Try it
Each of the entries should be output exactly, with nothing left out.

*** Block opens ***

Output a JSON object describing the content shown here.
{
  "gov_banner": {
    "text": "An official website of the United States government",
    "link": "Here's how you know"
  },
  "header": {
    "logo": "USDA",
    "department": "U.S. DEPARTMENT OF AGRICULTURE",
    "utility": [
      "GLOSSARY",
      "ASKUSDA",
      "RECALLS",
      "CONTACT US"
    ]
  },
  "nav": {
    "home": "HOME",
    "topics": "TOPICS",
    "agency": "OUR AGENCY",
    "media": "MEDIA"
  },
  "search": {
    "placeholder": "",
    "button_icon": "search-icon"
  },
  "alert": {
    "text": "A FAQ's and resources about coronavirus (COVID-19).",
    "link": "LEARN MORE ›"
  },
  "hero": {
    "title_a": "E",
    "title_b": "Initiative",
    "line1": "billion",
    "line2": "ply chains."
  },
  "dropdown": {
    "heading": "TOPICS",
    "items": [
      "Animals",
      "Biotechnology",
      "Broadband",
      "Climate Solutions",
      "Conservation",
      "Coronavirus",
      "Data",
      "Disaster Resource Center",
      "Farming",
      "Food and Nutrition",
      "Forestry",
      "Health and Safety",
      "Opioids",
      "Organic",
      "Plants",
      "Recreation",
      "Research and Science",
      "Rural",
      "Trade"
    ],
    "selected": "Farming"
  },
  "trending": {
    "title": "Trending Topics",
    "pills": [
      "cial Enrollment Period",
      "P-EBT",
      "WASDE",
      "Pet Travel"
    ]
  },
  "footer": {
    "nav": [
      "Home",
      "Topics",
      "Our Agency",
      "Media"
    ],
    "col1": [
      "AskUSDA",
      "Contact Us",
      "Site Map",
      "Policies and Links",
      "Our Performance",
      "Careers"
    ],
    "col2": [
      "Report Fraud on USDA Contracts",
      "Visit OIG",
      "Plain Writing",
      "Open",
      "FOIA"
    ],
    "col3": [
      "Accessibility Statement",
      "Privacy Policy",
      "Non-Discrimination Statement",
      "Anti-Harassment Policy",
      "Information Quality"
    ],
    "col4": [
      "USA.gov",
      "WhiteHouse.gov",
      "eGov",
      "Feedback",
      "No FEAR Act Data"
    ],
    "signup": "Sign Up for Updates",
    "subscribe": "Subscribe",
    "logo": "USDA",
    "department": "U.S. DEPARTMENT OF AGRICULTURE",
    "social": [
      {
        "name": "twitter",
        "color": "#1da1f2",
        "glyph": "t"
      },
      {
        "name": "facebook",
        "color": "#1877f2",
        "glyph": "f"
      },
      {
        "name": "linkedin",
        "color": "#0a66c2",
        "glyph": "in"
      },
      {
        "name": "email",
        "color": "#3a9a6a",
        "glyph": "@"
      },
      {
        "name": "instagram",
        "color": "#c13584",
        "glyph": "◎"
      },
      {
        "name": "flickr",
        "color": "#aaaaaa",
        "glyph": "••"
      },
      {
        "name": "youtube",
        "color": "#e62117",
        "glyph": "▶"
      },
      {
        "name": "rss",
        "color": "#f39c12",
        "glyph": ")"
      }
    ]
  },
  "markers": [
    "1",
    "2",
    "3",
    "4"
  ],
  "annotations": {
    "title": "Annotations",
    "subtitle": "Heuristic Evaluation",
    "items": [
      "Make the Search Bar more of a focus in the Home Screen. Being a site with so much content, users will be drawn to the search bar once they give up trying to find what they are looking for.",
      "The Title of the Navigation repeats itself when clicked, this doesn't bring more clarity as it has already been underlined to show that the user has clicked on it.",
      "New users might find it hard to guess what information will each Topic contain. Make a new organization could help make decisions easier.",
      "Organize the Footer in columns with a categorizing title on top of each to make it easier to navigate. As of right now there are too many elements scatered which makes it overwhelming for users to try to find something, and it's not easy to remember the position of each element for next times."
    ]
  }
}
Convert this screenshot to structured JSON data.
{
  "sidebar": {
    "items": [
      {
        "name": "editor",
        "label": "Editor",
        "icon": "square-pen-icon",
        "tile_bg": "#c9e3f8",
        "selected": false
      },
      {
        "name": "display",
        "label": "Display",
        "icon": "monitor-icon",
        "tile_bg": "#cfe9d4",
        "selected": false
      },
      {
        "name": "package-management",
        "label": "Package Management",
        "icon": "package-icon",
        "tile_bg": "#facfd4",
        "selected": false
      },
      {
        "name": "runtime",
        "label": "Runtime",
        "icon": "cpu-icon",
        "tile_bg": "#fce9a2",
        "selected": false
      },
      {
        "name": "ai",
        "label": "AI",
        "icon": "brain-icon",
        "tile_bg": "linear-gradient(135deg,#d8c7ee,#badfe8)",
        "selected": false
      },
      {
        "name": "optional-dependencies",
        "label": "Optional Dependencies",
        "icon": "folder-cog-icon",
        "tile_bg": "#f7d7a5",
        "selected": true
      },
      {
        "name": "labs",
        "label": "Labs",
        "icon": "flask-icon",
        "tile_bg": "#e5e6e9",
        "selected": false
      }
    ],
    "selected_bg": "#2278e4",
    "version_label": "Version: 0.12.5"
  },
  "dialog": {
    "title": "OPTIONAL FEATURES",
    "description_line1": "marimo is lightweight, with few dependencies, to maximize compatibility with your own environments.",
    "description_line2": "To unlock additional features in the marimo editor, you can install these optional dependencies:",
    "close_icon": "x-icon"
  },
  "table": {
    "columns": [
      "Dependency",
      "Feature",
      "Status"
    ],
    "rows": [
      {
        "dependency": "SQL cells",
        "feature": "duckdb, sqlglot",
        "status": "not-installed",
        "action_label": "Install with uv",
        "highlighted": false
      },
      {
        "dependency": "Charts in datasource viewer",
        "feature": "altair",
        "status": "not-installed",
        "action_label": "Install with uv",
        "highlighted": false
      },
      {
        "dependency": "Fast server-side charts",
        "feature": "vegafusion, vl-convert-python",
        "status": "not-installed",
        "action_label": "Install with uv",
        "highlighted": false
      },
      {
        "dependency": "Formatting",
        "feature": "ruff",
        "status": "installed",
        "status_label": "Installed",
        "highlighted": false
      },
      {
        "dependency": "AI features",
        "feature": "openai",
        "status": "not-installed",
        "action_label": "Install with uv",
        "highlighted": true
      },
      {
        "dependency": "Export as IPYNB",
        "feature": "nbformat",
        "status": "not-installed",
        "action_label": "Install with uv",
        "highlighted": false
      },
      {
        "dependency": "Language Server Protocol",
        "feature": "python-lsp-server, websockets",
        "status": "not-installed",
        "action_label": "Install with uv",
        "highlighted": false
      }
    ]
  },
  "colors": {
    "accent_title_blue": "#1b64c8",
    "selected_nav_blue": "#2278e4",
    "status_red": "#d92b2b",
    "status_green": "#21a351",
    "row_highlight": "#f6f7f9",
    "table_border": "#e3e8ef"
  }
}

*** Block closes ***

Solution to this task
Output a JSON object describing the content shown here.
{
  "gov_banner": {
    "text": "An official website of the United States government",
    "link": "Here's how you know"
  },
  "header": {
    "logo": "USDA",
    "department": "U.S. DEPARTMENT OF AGRICULTURE",
    "utility": [
      "GLOSSARY",
      "ASKUSDA",
      "RECALLS",
      "CONTACT US"
    ]
  },
  "nav": {
    "home": "HOME",
    "topics": "TOPICS",
    "agency": "OUR AGENCY",
    "media": "MEDIA"
  },
  "search": {
    "placeholder": "",
    "button_icon": "search-icon"
  },
  "alert": {
    "text": "A FAQ's and resources about coronavirus (COVID-19).",
    "link": "LEARN MORE ›"
  },
  "hero": {
    "title_a": "E",
    "title_b": "Initiative",
    "line1": "billion",
    "line2": "ply chains."
  },
  "dropdown": {
    "heading": "TOPICS",
    "items": [
      "Animals",
      "Biotechnology",
      "Broadband",
      "Climate Solutions",
      "Conservation",
      "Coronavirus",
      "Data",
      "Disaster Resource Center",
      "Farming",
      "Food and Nutrition",
      "Forestry",
      "Health and Safety",
      "Opioids",
      "Organic",
      "Plants",
      "Recreation",
      "Research and Science",
      "Rural",
      "Trade"
    ],
    "selected": "Farming"
  },
  "trending": {
    "title": "Trending Topics",
    "pills": [
      "cial Enrollment Period",
      "P-EBT",
      "WASDE",
      "Pet Travel"
    ]
  },
  "footer": {
    "nav": [
      "Home",
      "Topics",
      "Our Agency",
      "Media"
    ],
    "col1": [
      "AskUSDA",
      "Contact Us",
      "Site Map",
      "Policies and Links",
      "Our Performance",
      "Careers"
    ],
    "col2": [
      "Report Fraud on USDA Contracts",
      "Visit OIG",
      "Plain Writing",
      "Open",
      "FOIA"
    ],
    "col3": [
      "Accessibility Statement",
      "Privacy Policy",
      "Non-Discrimination Statement",
      "Anti-Harassment Policy",
      "Information Quality"
    ],
    "col4": [
      "USA.gov",
      "WhiteHouse.gov",
      "eGov",
      "Feedback",
      "No FEAR Act Data"
    ],
    "signup": "Sign Up for Updates",
    "subscribe": "Subscribe",
    "logo": "USDA",
    "department": "U.S. DEPARTMENT OF AGRICULTURE",
    "social": [
      {
        "name": "twitter",
        "color": "#1da1f2",
        "glyph": "t"
      },
      {
        "name": "facebook",
        "color": "#1877f2",
        "glyph": "f"
      },
      {
        "name": "linkedin",
        "color": "#0a66c2",
        "glyph": "in"
      },
      {
        "name": "email",
        "color": "#3a9a6a",
        "glyph": "@"
      },
      {
        "name": "instagram",
        "color": "#c13584",
        "glyph": "◎"
      },
      {
        "name": "flickr",
        "color": "#aaaaaa",
        "glyph": "••"
      },
      {
        "name": "youtube",
        "color": "#e62117",
        "glyph": "▶"
      },
      {
        "name": "rss",
        "color": "#f39c12",
        "glyph": ")"
      }
    ]
  },
  "markers": [
    "1",
    "2",
    "3",
    "4"
  ],
  "annotations": {
    "title": "Annotations",
    "subtitle": "Heuristic Evaluation",
    "items": [
      "Make the Search Bar more of a focus in the Home Screen. Being a site with so much content, users will be drawn to the search bar once they give up trying to find what they are looking for.",
      "The Title of the Navigation repeats itself when clicked, this doesn't bring more clarity as it has already been underlined to show that the user has clicked on it.",
      "New users might find it hard to guess what information will each Topic contain. Make a new organization could help make decisions easier.",
      "Organize the Footer in columns with a categorizing title on top of each to make it easier to navigate. As of right now there are too many elements scatered which makes it overwhelming for users to try to find something, and it's not easy to remember the position of each element for next times."
    ]
  }
}
Convert this screenshot to structured JSON data.
{
  "sidebar": {
    "items": [
      {
        "name": "editor",
        "label": "Editor",
        "icon": "square-pen-icon",
        "tile_bg": "#c9e3f8",
        "selected": false
      },
      {
        "name": "display",
        "label": "Display",
        "icon": "monitor-icon",
        "tile_bg": "#cfe9d4",
        "selected": false
      },
      {
        "name": "package-management",
        "label": "Package Management",
        "icon": "package-icon",
        "tile_bg": "#facfd4",
        "selected": false
      },
      {
        "name": "runtime",
        "label": "Runtime",
        "icon": "cpu-icon",
        "tile_bg": "#fce9a2",
        "selected": false
      },
      {
        "name": "ai",
        "label": "AI",
        "icon": "brain-icon",
        "tile_bg": "linear-gradient(135deg,#d8c7ee,#badfe8)",
        "selected": false
      },
      {
        "name": "optional-dependencies",
        "label": "Optional Dependencies",
        "icon": "folder-cog-icon",
        "tile_bg": "#f7d7a5",
        "selected": true
      },
      {
        "name": "labs",
        "label": "Labs",
        "icon": "flask-icon",
        "tile_bg": "#e5e6e9",
        "selected": false
      }
    ],
    "selected_bg": "#2278e4",
    "version_label": "Version: 0.12.5"
  },
  "dialog": {
    "title": "OPTIONAL FEATURES",
    "description_line1": "marimo is lightweight, with few dependencies, to maximize compatibility with your own environments.",
    "description_line2": "To unlock additional features in the marimo editor, you can install these optional dependencies:",
    "close_icon": "x-icon"
  },
  "table": {
    "columns": [
      "Dependency",
      "Feature",
      "Status"
    ],
    "rows": [
      {
        "dependency": "SQL cells",
        "feature": "duckdb, sqlglot",
        "status": "not-installed",
        "action_label": "Install with uv",
        "highlighted": false
      },
      {
        "dependency": "Charts in datasource viewer",
        "feature": "altair",
        "status": "not-installed",
        "action_label": "Install with uv",
        "highlighted": false
      },
      {
        "dependency": "Fast server-side charts",
        "feature": "vegafusion, vl-convert-python",
        "status": "not-installed",
        "action_label": "Install with uv",
        "highlighted": false
      },
      {
        "dependency": "Formatting",
        "feature": "ruff",
        "status": "installed",
        "status_label": "Installed",
        "highlighted": false
      },
      {
        "dependency": "AI features",
        "feature": "openai",
        "status": "not-installed",
        "action_label": "Install with uv",
        "highlighted": true
      },
      {
        "dependency": "Export as IPYNB",
        "feature": "nbformat",
        "status": "not-installed",
        "action_label": "Install with uv",
        "highlighted": false
      },
      {
        "dependency": "Language Server Protocol",
        "feature": "python-lsp-server, websockets",
        "status": "not-installed",
        "action_label": "Install with uv",
        "highlighted": false
      }
    ]
  },
  "colors": {
    "accent_title_blue": "#1b64c8",
    "selected_nav_blue": "#2278e4",
    "status_red": "#d92b2b",
    "status_green": "#21a351",
    "row_highlight": "#f6f7f9",
    "table_border": "#e3e8ef"
  }
}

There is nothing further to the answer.